>> begin Record excerpts

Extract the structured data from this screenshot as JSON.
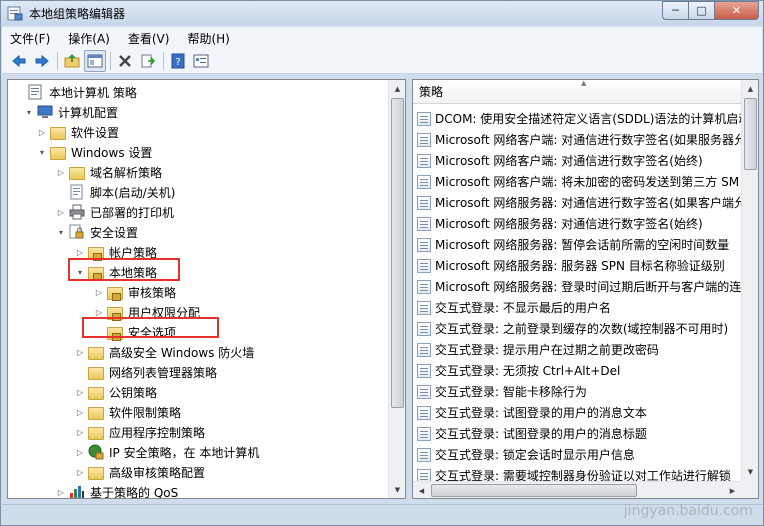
{
  "window": {
    "title": "本地组策略编辑器",
    "minimize_glyph": "─",
    "maximize_glyph": "□",
    "close_glyph": "✕"
  },
  "menu": [
    "文件(F)",
    "操作(A)",
    "查看(V)",
    "帮助(H)"
  ],
  "toolbar_icons": [
    "back-arrow-icon",
    "forward-arrow-icon",
    "up-folder-icon",
    "show-hide-tree-icon",
    "delete-icon",
    "export-list-icon",
    "help-icon",
    "properties-icon"
  ],
  "tree": [
    {
      "label": "本地计算机 策略",
      "expander": "",
      "icon": "computer-policy-icon"
    },
    {
      "label": "计算机配置",
      "expander": "▾",
      "icon": "computer-icon"
    },
    {
      "label": "软件设置",
      "expander": "▷",
      "icon": "folder-icon"
    },
    {
      "label": "Windows 设置",
      "expander": "▾",
      "icon": "folder-icon"
    },
    {
      "label": "域名解析策略",
      "expander": "▷",
      "icon": "folder-icon"
    },
    {
      "label": "脚本(启动/关机)",
      "expander": "",
      "icon": "script-icon"
    },
    {
      "label": "已部署的打印机",
      "expander": "▷",
      "icon": "printer-icon"
    },
    {
      "label": "安全设置",
      "expander": "▾",
      "icon": "security-settings-icon"
    },
    {
      "label": "帐户策略",
      "expander": "▷",
      "icon": "lock-folder-icon"
    },
    {
      "label": "本地策略",
      "expander": "▾",
      "icon": "lock-folder-icon"
    },
    {
      "label": "审核策略",
      "expander": "▷",
      "icon": "lock-folder-icon"
    },
    {
      "label": "用户权限分配",
      "expander": "▷",
      "icon": "lock-folder-icon"
    },
    {
      "label": "安全选项",
      "expander": "",
      "icon": "lock-folder-icon"
    },
    {
      "label": "高级安全 Windows 防火墙",
      "expander": "▷",
      "icon": "folder-icon"
    },
    {
      "label": "网络列表管理器策略",
      "expander": "",
      "icon": "folder-icon"
    },
    {
      "label": "公钥策略",
      "expander": "▷",
      "icon": "folder-icon"
    },
    {
      "label": "软件限制策略",
      "expander": "▷",
      "icon": "folder-icon"
    },
    {
      "label": "应用程序控制策略",
      "expander": "▷",
      "icon": "folder-icon"
    },
    {
      "label": "IP 安全策略，在 本地计算机",
      "expander": "▷",
      "icon": "ip-security-icon"
    },
    {
      "label": "高级审核策略配置",
      "expander": "▷",
      "icon": "folder-icon"
    },
    {
      "label": "基于策略的 QoS",
      "expander": "▷",
      "icon": "qos-chart-icon"
    }
  ],
  "list": {
    "column_header": "策略",
    "rows": [
      "DCOM: 使用安全描述符定义语言(SDDL)语法的计算机启动",
      "Microsoft 网络客户端: 对通信进行数字签名(如果服务器允",
      "Microsoft 网络客户端: 对通信进行数字签名(始终)",
      "Microsoft 网络客户端: 将未加密的密码发送到第三方 SM",
      "Microsoft 网络服务器: 对通信进行数字签名(如果客户端允",
      "Microsoft 网络服务器: 对通信进行数字签名(始终)",
      "Microsoft 网络服务器: 暂停会话前所需的空闲时间数量",
      "Microsoft 网络服务器: 服务器 SPN 目标名称验证级别",
      "Microsoft 网络服务器: 登录时间过期后断开与客户端的连",
      "交互式登录: 不显示最后的用户名",
      "交互式登录: 之前登录到缓存的次数(域控制器不可用时)",
      "交互式登录: 提示用户在过期之前更改密码",
      "交互式登录: 无须按 Ctrl+Alt+Del",
      "交互式登录: 智能卡移除行为",
      "交互式登录: 试图登录的用户的消息文本",
      "交互式登录: 试图登录的用户的消息标题",
      "交互式登录: 锁定会话时显示用户信息",
      "交互式登录: 需要域控制器身份验证以对工作站进行解锁"
    ]
  },
  "watermark": "jingyan.baidu.com",
  "colors": {
    "highlight_box": "#e5322e",
    "window_frame": "#cfdcec"
  }
}
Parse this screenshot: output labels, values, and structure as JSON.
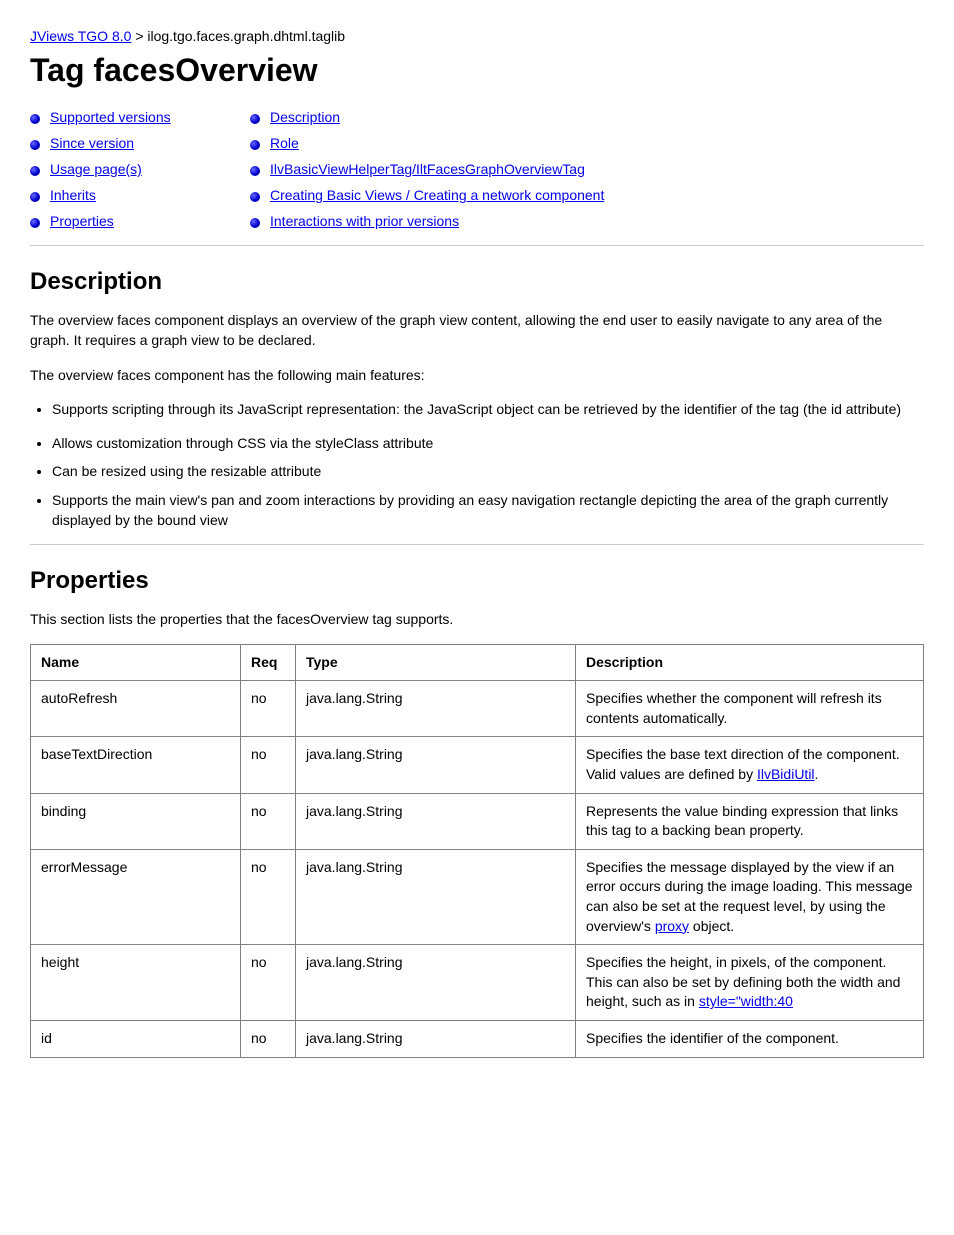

>> end Record excerpts

**Direction**
Gather and copy every line of the data in which the string "JSON" is found.

**Task solution**
Extract the structured data from this screenshot as JSON.
Parse this screenshot: output labels, values, and structure as JSON.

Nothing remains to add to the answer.